TASK DATA:
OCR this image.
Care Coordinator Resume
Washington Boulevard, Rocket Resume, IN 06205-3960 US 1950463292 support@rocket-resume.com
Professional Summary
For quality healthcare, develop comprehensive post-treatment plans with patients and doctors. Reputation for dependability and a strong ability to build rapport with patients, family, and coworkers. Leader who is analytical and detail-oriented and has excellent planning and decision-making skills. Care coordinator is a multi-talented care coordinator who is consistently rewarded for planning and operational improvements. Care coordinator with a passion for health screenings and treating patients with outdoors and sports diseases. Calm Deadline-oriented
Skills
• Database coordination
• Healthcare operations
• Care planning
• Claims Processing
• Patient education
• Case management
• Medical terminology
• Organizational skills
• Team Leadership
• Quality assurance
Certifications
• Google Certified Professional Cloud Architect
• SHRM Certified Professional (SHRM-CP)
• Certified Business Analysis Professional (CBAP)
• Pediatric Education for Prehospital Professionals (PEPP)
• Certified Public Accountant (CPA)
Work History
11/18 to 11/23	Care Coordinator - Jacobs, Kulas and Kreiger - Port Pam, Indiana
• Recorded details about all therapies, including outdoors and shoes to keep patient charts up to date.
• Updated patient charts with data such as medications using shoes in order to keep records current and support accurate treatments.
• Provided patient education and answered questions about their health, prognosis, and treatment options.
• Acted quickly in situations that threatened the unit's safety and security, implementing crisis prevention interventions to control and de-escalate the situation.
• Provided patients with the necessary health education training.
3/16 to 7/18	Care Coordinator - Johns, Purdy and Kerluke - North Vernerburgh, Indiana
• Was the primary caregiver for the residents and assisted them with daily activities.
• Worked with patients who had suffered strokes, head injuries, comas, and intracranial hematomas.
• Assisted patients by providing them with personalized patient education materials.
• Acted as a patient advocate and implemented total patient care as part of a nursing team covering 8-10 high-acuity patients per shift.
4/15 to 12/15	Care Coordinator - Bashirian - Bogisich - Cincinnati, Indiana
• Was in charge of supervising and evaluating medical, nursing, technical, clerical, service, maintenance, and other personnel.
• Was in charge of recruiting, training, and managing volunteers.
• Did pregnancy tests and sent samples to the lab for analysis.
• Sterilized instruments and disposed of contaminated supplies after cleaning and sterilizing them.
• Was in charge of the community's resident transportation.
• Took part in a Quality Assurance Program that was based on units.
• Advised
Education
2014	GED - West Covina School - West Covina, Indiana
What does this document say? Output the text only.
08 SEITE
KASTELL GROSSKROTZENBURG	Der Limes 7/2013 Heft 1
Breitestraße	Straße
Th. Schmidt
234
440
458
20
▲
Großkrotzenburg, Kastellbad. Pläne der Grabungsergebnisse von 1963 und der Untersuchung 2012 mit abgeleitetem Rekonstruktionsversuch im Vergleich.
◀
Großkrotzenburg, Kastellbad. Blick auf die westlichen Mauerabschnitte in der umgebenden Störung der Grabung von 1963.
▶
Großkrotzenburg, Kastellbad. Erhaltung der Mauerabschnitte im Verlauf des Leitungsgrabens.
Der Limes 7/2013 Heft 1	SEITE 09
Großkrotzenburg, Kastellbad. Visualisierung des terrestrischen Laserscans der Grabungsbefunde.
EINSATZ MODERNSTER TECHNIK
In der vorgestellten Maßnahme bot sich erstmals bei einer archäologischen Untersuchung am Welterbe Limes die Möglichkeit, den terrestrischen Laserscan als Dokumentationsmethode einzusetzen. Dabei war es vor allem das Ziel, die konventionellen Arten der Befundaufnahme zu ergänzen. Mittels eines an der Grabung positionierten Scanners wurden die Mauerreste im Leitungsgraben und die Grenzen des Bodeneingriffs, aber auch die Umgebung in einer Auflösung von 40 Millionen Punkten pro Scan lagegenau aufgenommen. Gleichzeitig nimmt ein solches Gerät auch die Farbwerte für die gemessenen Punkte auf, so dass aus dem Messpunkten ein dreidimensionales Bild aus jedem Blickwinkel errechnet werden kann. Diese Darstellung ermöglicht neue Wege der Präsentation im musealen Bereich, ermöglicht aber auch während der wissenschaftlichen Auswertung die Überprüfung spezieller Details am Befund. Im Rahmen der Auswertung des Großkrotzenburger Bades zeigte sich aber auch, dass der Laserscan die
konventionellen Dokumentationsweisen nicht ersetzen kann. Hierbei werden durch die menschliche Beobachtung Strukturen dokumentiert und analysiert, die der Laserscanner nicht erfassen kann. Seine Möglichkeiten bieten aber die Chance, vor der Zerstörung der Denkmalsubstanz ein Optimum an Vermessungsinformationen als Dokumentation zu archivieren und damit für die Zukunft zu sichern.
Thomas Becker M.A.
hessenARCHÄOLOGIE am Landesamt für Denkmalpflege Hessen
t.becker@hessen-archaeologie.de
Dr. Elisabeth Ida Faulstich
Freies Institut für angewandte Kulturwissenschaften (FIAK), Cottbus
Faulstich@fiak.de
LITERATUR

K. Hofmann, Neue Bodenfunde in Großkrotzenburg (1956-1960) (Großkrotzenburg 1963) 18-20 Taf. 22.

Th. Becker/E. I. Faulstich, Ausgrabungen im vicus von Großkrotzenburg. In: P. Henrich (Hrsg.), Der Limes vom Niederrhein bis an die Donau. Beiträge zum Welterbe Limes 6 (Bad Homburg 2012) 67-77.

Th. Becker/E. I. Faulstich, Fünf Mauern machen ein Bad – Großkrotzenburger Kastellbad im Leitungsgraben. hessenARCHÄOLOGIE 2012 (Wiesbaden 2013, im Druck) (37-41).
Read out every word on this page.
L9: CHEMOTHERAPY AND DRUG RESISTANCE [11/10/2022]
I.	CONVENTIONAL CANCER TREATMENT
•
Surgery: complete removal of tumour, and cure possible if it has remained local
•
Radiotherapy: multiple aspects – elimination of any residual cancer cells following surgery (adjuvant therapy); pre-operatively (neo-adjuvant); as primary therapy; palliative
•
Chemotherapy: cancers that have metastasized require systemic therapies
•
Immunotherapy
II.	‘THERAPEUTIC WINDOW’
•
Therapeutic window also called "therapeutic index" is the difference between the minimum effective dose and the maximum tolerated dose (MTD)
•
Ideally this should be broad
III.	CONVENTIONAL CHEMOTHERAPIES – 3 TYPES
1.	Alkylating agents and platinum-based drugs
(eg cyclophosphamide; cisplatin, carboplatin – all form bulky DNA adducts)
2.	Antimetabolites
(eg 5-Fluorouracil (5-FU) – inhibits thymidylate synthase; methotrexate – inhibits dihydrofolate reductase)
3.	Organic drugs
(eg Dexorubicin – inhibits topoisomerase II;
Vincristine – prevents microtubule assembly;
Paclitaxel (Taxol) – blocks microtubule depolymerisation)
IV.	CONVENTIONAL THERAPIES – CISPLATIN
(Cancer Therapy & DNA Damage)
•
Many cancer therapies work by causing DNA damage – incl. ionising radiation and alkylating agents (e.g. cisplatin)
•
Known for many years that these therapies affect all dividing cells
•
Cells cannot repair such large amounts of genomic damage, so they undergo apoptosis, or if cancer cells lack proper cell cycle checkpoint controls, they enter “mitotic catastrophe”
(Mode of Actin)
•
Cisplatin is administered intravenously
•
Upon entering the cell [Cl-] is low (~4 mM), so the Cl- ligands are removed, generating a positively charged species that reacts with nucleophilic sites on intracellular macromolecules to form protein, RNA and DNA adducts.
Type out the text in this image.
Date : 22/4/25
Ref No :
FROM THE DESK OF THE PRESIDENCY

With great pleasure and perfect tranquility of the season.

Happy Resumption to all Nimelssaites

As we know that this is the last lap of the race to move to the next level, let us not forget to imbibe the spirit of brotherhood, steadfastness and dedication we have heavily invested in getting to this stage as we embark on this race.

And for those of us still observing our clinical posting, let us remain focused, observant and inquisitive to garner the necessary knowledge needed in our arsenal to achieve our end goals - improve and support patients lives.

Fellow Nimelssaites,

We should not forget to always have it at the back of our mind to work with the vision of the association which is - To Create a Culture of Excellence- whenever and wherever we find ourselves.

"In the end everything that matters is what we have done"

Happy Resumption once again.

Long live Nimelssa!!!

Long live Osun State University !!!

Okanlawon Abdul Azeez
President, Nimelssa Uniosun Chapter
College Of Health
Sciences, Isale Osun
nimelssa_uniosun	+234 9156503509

ABOUT THIS TASK:
In the records above, find each line that mentions the string "shoes", then copy it.

ANSWER:
• Recorded details about all therapies, including outdoors and shoes to keep patient charts up to date.
• Updated patient charts with data such as medications using shoes in order to keep records current and support accurate treatments.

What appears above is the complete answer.